▶

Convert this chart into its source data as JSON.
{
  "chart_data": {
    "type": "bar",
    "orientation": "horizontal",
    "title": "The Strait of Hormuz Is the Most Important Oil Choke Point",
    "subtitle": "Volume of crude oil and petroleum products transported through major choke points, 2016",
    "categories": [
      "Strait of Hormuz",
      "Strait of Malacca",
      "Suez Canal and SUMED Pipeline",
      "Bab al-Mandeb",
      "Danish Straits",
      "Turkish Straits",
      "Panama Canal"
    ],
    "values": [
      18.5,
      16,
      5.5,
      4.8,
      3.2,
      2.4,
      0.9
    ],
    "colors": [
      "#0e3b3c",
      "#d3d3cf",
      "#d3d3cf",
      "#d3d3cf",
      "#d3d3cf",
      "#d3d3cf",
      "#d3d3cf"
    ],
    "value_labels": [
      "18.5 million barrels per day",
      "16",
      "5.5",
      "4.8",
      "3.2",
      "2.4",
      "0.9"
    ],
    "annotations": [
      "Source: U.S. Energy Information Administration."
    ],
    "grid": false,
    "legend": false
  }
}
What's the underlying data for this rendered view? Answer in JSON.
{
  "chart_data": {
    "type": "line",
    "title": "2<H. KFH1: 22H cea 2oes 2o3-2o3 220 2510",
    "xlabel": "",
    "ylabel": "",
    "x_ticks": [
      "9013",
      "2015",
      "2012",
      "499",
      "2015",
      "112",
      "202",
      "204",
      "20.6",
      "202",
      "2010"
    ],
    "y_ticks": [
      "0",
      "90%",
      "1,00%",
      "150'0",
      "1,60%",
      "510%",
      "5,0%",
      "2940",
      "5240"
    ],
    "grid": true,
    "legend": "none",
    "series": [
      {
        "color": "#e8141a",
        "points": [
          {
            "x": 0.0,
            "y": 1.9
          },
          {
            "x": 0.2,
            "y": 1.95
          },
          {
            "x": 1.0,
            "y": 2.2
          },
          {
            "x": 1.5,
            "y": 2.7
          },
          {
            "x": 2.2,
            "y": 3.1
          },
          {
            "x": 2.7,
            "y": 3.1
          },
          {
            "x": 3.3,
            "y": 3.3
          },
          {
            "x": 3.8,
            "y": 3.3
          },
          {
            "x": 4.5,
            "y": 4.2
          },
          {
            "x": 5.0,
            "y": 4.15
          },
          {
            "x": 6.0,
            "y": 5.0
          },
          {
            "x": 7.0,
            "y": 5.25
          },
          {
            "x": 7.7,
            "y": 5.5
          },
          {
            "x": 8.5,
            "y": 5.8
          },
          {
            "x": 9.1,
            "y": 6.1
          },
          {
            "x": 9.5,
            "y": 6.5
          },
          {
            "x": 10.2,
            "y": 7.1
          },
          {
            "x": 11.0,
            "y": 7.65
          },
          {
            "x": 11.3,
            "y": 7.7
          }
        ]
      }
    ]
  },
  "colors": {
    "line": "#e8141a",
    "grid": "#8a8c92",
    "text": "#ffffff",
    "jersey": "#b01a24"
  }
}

◀

**Required task**
Repeat every entry word for word.

**Answer in full**
Convert this chart into its source data as JSON.
{
  "chart_data": {
    "type": "bar",
    "orientation": "horizontal",
    "title": "The Strait of Hormuz Is the Most Important Oil Choke Point",
    "subtitle": "Volume of crude oil and petroleum products transported through major choke points, 2016",
    "categories": [
      "Strait of Hormuz",
      "Strait of Malacca",
      "Suez Canal and SUMED Pipeline",
      "Bab al-Mandeb",
      "Danish Straits",
      "Turkish Straits",
      "Panama Canal"
    ],
    "values": [
      18.5,
      16,
      5.5,
      4.8,
      3.2,
      2.4,
      0.9
    ],
    "colors": [
      "#0e3b3c",
      "#d3d3cf",
      "#d3d3cf",
      "#d3d3cf",
      "#d3d3cf",
      "#d3d3cf",
      "#d3d3cf"
    ],
    "value_labels": [
      "18.5 million barrels per day",
      "16",
      "5.5",
      "4.8",
      "3.2",
      "2.4",
      "0.9"
    ],
    "annotations": [
      "Source: U.S. Energy Information Administration."
    ],
    "grid": false,
    "legend": false
  }
}
What's the underlying data for this rendered view? Answer in JSON.
{
  "chart_data": {
    "type": "line",
    "title": "2<H. KFH1: 22H cea 2oes 2o3-2o3 220 2510",
    "xlabel": "",
    "ylabel": "",
    "x_ticks": [
      "9013",
      "2015",
      "2012",
      "499",
      "2015",
      "112",
      "202",
      "204",
      "20.6",
      "202",
      "2010"
    ],
    "y_ticks": [
      "0",
      "90%",
      "1,00%",
      "150'0",
      "1,60%",
      "510%",
      "5,0%",
      "2940",
      "5240"
    ],
    "grid": true,
    "legend": "none",
    "series": [
      {
        "color": "#e8141a",
        "points": [
          {
            "x": 0.0,
            "y": 1.9
          },
          {
            "x": 0.2,
            "y": 1.95
          },
          {
            "x": 1.0,
            "y": 2.2
          },
          {
            "x": 1.5,
            "y": 2.7
          },
          {
            "x": 2.2,
            "y": 3.1
          },
          {
            "x": 2.7,
            "y": 3.1
          },
          {
            "x": 3.3,
            "y": 3.3
          },
          {
            "x": 3.8,
            "y": 3.3
          },
          {
            "x": 4.5,
            "y": 4.2
          },
          {
            "x": 5.0,
            "y": 4.15
          },
          {
            "x": 6.0,
            "y": 5.0
          },
          {
            "x": 7.0,
            "y": 5.25
          },
          {
            "x": 7.7,
            "y": 5.5
          },
          {
            "x": 8.5,
            "y": 5.8
          },
          {
            "x": 9.1,
            "y": 6.1
          },
          {
            "x": 9.5,
            "y": 6.5
          },
          {
            "x": 10.2,
            "y": 7.1
          },
          {
            "x": 11.0,
            "y": 7.65
          },
          {
            "x": 11.3,
            "y": 7.7
          }
        ]
      }
    ]
  },
  "colors": {
    "line": "#e8141a",
    "grid": "#8a8c92",
    "text": "#ffffff",
    "jersey": "#b01a24"
  }
}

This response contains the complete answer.